TASK TO COMPLETE: Read the listing and extract each line that includes the word "Mode".

INFORMATION SUPPLIED:
-*-

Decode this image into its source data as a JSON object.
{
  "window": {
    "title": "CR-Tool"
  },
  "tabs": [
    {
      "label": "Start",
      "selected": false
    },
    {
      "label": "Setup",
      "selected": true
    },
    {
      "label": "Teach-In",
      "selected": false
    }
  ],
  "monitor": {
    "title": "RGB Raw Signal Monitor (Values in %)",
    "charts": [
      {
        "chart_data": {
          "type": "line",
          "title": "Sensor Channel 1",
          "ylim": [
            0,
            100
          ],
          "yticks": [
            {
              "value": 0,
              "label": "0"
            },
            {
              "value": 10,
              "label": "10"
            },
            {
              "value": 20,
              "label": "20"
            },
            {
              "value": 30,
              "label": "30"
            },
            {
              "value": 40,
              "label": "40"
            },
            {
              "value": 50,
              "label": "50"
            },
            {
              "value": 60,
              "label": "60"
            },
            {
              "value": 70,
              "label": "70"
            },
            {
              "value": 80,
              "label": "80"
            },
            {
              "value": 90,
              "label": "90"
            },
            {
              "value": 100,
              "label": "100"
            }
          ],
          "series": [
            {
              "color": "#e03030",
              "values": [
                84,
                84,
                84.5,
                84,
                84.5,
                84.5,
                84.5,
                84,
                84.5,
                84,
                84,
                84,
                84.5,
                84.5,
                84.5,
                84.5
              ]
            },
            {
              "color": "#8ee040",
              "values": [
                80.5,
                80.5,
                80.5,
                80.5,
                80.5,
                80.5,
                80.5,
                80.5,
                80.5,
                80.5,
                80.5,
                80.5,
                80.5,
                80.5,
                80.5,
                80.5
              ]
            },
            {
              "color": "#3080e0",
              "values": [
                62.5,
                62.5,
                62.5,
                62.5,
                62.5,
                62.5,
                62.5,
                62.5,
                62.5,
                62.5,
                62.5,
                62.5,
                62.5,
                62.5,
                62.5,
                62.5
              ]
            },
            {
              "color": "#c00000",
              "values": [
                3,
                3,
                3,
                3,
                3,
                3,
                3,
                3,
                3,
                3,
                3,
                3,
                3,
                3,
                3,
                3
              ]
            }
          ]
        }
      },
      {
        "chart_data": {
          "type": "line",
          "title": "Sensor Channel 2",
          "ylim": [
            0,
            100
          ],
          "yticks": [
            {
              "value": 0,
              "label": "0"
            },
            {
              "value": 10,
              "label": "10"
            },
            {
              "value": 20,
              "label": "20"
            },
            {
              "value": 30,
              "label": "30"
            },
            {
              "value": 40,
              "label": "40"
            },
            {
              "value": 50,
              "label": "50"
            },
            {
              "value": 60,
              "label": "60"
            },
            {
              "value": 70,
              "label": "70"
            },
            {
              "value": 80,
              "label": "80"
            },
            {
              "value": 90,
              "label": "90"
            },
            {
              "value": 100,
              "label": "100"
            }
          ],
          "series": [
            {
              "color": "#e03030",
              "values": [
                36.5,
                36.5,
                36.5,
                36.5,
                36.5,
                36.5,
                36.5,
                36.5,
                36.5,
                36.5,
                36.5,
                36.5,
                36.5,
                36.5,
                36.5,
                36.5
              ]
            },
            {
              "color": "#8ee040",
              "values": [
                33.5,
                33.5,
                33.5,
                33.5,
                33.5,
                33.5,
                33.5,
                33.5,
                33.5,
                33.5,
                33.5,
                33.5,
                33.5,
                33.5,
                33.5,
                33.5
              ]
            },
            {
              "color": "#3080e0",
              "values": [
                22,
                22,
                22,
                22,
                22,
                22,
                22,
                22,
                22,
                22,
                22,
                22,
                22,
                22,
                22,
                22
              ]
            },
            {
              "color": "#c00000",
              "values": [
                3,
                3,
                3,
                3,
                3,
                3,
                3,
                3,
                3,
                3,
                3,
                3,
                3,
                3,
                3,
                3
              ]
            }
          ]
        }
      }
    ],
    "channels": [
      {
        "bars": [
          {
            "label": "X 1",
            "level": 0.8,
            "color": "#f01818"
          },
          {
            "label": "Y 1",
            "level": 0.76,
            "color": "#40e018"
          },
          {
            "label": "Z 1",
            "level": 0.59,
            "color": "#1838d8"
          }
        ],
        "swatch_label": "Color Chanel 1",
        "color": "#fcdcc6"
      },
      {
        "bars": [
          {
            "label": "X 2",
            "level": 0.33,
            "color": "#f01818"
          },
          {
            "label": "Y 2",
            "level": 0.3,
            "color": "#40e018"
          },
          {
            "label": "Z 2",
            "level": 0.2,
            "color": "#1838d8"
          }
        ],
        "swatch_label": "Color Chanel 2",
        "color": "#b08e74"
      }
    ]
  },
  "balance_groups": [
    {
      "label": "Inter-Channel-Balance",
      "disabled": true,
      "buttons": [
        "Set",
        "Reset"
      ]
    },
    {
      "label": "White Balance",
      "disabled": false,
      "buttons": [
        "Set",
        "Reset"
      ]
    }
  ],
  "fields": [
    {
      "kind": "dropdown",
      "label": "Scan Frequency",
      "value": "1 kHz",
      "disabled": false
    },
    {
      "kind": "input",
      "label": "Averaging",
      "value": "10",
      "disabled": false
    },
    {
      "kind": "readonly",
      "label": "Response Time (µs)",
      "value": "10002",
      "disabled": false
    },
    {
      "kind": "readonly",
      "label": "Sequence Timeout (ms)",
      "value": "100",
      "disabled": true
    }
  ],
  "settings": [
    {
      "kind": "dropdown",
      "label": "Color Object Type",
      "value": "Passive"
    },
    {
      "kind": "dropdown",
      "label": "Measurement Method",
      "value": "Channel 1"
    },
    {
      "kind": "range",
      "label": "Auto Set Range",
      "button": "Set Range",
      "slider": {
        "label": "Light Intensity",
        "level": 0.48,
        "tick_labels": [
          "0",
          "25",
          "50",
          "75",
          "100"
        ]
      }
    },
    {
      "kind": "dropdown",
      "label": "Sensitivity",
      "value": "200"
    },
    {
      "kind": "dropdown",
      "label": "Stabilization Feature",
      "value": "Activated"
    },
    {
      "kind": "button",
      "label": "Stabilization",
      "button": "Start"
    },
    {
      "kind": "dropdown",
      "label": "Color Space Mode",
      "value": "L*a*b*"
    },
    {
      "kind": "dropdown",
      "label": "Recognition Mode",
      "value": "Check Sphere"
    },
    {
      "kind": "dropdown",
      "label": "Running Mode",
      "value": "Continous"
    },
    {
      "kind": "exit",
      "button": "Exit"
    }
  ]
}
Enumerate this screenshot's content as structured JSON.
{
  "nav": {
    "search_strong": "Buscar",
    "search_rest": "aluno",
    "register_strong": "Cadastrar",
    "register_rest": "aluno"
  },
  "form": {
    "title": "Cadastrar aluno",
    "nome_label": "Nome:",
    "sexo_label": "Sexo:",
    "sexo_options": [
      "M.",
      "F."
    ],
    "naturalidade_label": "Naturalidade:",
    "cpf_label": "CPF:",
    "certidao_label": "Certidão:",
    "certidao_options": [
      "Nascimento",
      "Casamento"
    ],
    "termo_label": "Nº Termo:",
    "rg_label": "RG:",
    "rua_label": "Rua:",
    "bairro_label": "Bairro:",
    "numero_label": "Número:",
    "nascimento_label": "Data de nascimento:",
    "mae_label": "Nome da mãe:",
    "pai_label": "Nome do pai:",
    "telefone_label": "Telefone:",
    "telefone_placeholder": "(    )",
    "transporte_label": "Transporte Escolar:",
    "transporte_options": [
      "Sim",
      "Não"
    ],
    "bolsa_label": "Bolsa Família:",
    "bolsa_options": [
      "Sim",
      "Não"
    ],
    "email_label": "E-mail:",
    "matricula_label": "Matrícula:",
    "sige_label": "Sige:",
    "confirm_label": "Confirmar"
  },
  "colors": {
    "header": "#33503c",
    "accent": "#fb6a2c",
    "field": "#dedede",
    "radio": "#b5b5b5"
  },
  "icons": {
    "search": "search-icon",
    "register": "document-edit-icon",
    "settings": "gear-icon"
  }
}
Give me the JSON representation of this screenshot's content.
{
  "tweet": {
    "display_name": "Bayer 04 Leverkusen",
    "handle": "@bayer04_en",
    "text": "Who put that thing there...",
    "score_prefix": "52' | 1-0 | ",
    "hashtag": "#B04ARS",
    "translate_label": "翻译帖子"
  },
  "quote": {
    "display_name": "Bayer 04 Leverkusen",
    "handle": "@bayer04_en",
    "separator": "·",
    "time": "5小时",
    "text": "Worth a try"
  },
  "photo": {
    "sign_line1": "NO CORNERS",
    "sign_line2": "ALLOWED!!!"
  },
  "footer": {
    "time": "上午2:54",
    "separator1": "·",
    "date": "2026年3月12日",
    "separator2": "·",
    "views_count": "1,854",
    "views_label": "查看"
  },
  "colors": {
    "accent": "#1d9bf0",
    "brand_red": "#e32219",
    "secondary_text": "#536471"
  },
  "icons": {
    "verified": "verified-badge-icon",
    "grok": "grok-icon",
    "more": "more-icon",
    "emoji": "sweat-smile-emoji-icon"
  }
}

-*-

SOLUTION TO THE EXERCISE:
      "label": "Color Space Mode",
      "label": "Recognition Mode",
      "label": "Running Mode",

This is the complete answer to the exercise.